* TASK TO CARRY OUT
Write out the entries below once more, exactly.
--------------------------------------------------
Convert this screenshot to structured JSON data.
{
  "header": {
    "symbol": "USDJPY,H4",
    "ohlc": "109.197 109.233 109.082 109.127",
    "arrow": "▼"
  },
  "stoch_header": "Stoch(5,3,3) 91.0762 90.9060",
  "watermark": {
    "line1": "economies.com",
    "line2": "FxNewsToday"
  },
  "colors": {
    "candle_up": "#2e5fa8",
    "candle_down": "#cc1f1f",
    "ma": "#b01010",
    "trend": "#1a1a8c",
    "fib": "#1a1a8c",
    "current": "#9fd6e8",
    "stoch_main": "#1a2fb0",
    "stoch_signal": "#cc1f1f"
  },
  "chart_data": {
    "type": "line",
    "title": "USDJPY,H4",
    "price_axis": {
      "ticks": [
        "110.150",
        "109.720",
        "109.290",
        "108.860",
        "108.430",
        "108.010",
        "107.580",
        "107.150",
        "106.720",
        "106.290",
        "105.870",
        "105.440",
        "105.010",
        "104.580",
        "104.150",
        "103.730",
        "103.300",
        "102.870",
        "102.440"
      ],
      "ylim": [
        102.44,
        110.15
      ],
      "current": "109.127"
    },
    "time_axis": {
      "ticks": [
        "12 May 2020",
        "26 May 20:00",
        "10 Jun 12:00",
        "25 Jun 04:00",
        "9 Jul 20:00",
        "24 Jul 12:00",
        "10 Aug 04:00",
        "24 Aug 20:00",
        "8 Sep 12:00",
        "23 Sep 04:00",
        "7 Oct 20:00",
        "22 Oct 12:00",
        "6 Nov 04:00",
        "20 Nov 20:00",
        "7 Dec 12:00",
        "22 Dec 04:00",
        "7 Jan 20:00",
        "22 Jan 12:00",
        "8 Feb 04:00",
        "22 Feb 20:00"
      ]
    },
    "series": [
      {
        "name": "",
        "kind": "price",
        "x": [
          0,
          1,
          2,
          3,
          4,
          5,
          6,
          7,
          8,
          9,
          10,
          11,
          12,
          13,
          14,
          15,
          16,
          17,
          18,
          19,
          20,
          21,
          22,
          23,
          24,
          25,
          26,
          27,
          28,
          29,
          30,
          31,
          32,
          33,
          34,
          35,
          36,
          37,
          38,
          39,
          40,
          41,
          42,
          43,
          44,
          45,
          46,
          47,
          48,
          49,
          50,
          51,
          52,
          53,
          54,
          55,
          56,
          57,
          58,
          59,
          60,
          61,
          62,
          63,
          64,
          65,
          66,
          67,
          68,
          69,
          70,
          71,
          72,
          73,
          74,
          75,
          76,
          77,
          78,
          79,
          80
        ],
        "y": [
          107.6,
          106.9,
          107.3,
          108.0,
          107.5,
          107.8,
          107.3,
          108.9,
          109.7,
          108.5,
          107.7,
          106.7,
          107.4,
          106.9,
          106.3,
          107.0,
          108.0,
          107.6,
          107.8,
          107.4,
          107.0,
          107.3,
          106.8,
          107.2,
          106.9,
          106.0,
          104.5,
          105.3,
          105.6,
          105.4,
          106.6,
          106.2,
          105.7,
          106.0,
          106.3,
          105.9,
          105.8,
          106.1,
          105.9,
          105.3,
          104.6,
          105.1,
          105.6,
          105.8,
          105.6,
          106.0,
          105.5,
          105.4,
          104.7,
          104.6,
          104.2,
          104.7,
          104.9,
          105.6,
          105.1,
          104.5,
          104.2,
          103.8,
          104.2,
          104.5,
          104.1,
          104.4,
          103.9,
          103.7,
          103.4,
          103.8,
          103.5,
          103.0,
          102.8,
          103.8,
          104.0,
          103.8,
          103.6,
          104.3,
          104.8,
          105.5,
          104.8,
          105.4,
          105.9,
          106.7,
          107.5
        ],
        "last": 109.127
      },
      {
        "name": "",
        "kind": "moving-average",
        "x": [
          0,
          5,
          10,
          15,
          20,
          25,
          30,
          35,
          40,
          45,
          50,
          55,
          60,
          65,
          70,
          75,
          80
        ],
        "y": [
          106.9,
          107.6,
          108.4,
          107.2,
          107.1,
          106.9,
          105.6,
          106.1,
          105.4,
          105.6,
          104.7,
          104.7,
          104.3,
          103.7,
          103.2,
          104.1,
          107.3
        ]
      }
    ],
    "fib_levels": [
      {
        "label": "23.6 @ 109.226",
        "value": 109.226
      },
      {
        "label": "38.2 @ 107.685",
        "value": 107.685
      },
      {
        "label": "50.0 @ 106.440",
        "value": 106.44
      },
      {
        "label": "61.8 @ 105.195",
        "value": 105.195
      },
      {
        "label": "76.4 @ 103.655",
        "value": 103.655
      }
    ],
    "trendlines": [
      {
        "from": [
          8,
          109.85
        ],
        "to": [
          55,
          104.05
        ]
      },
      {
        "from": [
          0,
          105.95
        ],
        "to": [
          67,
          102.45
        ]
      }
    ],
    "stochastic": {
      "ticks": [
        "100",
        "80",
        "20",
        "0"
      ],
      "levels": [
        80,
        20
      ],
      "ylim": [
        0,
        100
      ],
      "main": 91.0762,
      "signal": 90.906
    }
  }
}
--------------------------------------------------
* ANSWER IN FULL
Convert this screenshot to structured JSON data.
{
  "header": {
    "symbol": "USDJPY,H4",
    "ohlc": "109.197 109.233 109.082 109.127",
    "arrow": "▼"
  },
  "stoch_header": "Stoch(5,3,3) 91.0762 90.9060",
  "watermark": {
    "line1": "economies.com",
    "line2": "FxNewsToday"
  },
  "colors": {
    "candle_up": "#2e5fa8",
    "candle_down": "#cc1f1f",
    "ma": "#b01010",
    "trend": "#1a1a8c",
    "fib": "#1a1a8c",
    "current": "#9fd6e8",
    "stoch_main": "#1a2fb0",
    "stoch_signal": "#cc1f1f"
  },
  "chart_data": {
    "type": "line",
    "title": "USDJPY,H4",
    "price_axis": {
      "ticks": [
        "110.150",
        "109.720",
        "109.290",
        "108.860",
        "108.430",
        "108.010",
        "107.580",
        "107.150",
        "106.720",
        "106.290",
        "105.870",
        "105.440",
        "105.010",
        "104.580",
        "104.150",
        "103.730",
        "103.300",
        "102.870",
        "102.440"
      ],
      "ylim": [
        102.44,
        110.15
      ],
      "current": "109.127"
    },
    "time_axis": {
      "ticks": [
        "12 May 2020",
        "26 May 20:00",
        "10 Jun 12:00",
        "25 Jun 04:00",
        "9 Jul 20:00",
        "24 Jul 12:00",
        "10 Aug 04:00",
        "24 Aug 20:00",
        "8 Sep 12:00",
        "23 Sep 04:00",
        "7 Oct 20:00",
        "22 Oct 12:00",
        "6 Nov 04:00",
        "20 Nov 20:00",
        "7 Dec 12:00",
        "22 Dec 04:00",
        "7 Jan 20:00",
        "22 Jan 12:00",
        "8 Feb 04:00",
        "22 Feb 20:00"
      ]
    },
    "series": [
      {
        "name": "",
        "kind": "price",
        "x": [
          0,
          1,
          2,
          3,
          4,
          5,
          6,
          7,
          8,
          9,
          10,
          11,
          12,
          13,
          14,
          15,
          16,
          17,
          18,
          19,
          20,
          21,
          22,
          23,
          24,
          25,
          26,
          27,
          28,
          29,
          30,
          31,
          32,
          33,
          34,
          35,
          36,
          37,
          38,
          39,
          40,
          41,
          42,
          43,
          44,
          45,
          46,
          47,
          48,
          49,
          50,
          51,
          52,
          53,
          54,
          55,
          56,
          57,
          58,
          59,
          60,
          61,
          62,
          63,
          64,
          65,
          66,
          67,
          68,
          69,
          70,
          71,
          72,
          73,
          74,
          75,
          76,
          77,
          78,
          79,
          80
        ],
        "y": [
          107.6,
          106.9,
          107.3,
          108.0,
          107.5,
          107.8,
          107.3,
          108.9,
          109.7,
          108.5,
          107.7,
          106.7,
          107.4,
          106.9,
          106.3,
          107.0,
          108.0,
          107.6,
          107.8,
          107.4,
          107.0,
          107.3,
          106.8,
          107.2,
          106.9,
          106.0,
          104.5,
          105.3,
          105.6,
          105.4,
          106.6,
          106.2,
          105.7,
          106.0,
          106.3,
          105.9,
          105.8,
          106.1,
          105.9,
          105.3,
          104.6,
          105.1,
          105.6,
          105.8,
          105.6,
          106.0,
          105.5,
          105.4,
          104.7,
          104.6,
          104.2,
          104.7,
          104.9,
          105.6,
          105.1,
          104.5,
          104.2,
          103.8,
          104.2,
          104.5,
          104.1,
          104.4,
          103.9,
          103.7,
          103.4,
          103.8,
          103.5,
          103.0,
          102.8,
          103.8,
          104.0,
          103.8,
          103.6,
          104.3,
          104.8,
          105.5,
          104.8,
          105.4,
          105.9,
          106.7,
          107.5
        ],
        "last": 109.127
      },
      {
        "name": "",
        "kind": "moving-average",
        "x": [
          0,
          5,
          10,
          15,
          20,
          25,
          30,
          35,
          40,
          45,
          50,
          55,
          60,
          65,
          70,
          75,
          80
        ],
        "y": [
          106.9,
          107.6,
          108.4,
          107.2,
          107.1,
          106.9,
          105.6,
          106.1,
          105.4,
          105.6,
          104.7,
          104.7,
          104.3,
          103.7,
          103.2,
          104.1,
          107.3
        ]
      }
    ],
    "fib_levels": [
      {
        "label": "23.6 @ 109.226",
        "value": 109.226
      },
      {
        "label": "38.2 @ 107.685",
        "value": 107.685
      },
      {
        "label": "50.0 @ 106.440",
        "value": 106.44
      },
      {
        "label": "61.8 @ 105.195",
        "value": 105.195
      },
      {
        "label": "76.4 @ 103.655",
        "value": 103.655
      }
    ],
    "trendlines": [
      {
        "from": [
          8,
          109.85
        ],
        "to": [
          55,
          104.05
        ]
      },
      {
        "from": [
          0,
          105.95
        ],
        "to": [
          67,
          102.45
        ]
      }
    ],
    "stochastic": {
      "ticks": [
        "100",
        "80",
        "20",
        "0"
      ],
      "levels": [
        80,
        20
      ],
      "ylim": [
        0,
        100
      ],
      "main": 91.0762,
      "signal": 90.906
    }
  }
}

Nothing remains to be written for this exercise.